(Extracted records)
***

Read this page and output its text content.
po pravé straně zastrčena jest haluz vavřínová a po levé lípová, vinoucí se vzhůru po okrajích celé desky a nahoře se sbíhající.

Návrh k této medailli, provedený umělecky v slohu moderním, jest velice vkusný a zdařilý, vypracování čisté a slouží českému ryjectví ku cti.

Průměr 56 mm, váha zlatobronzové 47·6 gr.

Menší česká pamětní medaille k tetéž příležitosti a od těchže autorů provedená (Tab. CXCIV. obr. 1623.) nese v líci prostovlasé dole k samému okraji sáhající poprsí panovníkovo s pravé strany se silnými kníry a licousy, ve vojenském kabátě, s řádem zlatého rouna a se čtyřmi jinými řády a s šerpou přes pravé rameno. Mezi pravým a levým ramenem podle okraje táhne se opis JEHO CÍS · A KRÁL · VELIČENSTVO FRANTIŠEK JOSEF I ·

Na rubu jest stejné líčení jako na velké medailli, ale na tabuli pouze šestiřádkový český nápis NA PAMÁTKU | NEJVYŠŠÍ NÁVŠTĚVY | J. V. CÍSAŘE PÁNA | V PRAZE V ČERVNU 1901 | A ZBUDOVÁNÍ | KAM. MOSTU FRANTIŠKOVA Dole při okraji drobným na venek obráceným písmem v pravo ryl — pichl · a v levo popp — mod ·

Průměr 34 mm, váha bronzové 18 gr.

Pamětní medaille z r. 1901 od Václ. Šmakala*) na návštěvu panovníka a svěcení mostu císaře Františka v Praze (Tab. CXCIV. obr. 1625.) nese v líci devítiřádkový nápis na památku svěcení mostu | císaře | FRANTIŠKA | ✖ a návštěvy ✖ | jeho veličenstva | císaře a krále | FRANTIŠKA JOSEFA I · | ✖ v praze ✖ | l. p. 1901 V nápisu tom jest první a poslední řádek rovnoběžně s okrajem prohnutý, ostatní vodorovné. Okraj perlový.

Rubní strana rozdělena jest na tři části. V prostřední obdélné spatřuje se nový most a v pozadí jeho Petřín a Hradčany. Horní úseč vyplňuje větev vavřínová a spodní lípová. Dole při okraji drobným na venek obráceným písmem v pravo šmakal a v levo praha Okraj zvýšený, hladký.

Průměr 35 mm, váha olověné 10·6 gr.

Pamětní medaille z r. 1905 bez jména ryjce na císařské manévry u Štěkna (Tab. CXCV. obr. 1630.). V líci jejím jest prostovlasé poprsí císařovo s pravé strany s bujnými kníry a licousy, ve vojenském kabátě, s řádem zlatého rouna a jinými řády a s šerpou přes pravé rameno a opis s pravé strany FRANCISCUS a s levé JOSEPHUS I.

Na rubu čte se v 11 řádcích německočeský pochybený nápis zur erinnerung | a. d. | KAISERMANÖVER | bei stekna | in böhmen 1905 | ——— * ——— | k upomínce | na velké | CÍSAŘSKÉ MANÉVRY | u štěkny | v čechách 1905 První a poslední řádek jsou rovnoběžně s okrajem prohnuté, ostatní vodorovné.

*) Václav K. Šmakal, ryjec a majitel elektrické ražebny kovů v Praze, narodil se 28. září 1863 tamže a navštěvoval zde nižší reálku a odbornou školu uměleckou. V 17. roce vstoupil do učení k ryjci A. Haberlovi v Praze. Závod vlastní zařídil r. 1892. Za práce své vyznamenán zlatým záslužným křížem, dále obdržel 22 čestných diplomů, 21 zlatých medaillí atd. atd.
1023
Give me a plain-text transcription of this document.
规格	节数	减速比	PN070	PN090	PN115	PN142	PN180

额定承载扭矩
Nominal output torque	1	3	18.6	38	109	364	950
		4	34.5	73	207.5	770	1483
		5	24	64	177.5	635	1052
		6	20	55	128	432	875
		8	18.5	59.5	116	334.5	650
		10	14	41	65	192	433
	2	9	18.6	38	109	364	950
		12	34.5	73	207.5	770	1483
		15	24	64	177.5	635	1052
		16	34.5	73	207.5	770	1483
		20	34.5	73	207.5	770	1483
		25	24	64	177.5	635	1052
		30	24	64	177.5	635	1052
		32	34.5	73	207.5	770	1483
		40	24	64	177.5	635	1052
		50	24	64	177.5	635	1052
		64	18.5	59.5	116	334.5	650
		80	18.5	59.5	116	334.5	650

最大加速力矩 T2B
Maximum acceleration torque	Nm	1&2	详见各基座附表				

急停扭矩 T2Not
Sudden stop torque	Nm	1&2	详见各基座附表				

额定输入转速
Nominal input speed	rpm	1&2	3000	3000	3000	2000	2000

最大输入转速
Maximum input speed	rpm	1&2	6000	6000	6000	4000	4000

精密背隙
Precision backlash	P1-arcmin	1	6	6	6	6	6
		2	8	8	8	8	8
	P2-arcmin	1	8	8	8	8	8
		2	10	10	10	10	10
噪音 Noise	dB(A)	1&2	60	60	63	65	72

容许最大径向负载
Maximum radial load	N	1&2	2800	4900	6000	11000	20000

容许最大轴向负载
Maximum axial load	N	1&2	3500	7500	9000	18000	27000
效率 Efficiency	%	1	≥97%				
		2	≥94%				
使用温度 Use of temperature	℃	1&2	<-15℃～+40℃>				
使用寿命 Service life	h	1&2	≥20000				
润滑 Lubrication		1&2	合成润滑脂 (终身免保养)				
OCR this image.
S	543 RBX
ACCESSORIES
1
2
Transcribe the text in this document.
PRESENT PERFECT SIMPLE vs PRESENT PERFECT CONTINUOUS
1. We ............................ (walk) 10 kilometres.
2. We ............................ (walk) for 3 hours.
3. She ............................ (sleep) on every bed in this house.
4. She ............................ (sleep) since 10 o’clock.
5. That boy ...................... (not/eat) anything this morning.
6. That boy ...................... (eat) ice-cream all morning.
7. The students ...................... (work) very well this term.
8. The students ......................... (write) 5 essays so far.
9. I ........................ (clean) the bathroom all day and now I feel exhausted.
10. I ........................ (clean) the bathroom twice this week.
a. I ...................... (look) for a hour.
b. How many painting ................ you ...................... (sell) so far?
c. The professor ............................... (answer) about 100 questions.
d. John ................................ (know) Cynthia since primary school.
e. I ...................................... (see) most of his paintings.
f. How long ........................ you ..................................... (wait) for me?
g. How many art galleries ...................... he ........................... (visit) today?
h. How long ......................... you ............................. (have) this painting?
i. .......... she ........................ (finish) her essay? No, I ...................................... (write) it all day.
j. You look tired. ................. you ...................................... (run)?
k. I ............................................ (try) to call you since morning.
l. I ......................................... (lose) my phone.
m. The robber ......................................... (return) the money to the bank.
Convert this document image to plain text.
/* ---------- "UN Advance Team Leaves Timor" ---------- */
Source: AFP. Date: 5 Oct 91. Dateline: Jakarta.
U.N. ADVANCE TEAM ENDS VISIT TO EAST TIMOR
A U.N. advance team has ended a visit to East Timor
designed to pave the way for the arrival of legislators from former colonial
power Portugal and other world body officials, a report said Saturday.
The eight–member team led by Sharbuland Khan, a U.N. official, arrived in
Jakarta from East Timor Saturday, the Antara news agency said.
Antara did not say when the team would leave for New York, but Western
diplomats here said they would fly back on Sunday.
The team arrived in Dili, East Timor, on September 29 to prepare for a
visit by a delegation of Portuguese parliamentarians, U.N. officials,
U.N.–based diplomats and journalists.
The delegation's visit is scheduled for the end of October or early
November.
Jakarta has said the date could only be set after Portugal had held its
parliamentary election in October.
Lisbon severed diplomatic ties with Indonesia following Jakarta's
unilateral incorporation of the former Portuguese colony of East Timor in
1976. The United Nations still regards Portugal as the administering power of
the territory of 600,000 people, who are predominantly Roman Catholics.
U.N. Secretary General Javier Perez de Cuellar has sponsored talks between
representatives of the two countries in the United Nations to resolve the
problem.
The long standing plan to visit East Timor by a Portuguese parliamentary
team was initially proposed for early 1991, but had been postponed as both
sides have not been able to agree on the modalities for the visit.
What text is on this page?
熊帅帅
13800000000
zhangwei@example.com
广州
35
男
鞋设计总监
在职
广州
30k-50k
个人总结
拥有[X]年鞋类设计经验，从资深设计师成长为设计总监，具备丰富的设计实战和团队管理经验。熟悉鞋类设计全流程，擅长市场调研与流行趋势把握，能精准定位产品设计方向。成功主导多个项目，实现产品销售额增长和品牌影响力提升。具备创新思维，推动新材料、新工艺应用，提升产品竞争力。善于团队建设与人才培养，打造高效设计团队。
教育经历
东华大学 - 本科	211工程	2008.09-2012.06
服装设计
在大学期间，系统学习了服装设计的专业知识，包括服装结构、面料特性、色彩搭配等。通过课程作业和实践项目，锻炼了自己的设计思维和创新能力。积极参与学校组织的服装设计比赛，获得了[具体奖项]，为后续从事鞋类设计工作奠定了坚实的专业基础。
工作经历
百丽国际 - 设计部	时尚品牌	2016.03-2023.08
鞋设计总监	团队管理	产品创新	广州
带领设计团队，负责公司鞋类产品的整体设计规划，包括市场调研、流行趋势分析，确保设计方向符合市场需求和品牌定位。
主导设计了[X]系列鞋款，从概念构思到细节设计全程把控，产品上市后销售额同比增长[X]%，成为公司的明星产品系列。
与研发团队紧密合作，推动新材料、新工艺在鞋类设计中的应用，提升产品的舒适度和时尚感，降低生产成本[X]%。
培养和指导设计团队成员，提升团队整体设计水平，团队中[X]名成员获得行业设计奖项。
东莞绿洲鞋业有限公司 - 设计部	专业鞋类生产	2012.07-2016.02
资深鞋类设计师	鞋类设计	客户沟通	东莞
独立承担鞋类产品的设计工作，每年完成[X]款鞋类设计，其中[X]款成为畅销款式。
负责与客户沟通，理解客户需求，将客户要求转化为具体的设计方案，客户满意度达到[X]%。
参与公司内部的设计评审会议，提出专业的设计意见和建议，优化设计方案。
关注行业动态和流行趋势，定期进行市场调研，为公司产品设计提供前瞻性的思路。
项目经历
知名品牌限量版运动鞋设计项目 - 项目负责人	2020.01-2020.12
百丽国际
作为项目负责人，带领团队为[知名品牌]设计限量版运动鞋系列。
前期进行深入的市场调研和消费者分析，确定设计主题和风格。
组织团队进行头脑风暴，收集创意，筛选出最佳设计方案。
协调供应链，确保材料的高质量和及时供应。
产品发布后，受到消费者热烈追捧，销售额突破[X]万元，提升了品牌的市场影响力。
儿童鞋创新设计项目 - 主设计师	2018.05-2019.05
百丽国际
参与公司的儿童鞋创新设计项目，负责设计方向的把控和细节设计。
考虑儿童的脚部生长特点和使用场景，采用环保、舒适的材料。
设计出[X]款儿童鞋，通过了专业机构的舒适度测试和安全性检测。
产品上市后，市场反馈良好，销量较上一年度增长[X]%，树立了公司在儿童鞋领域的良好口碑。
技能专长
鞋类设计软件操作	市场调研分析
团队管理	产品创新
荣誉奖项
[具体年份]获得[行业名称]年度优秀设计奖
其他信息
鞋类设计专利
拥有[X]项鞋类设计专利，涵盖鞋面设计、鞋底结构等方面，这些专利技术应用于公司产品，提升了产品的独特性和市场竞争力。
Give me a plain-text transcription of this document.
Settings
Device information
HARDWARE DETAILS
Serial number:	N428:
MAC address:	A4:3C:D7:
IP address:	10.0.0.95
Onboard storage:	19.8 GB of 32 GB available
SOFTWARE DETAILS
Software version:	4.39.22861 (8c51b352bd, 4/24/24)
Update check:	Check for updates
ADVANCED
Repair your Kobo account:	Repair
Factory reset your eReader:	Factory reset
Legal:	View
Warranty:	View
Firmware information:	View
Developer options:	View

***

Pull every line containing "váha" from the material above.

#### [Solution for this exercise]
Průměr 56 mm, váha zlatobronzové 47·6 gr.
Průměr 34 mm, váha bronzové 18 gr.
Průměr 35 mm, váha olověné 10·6 gr.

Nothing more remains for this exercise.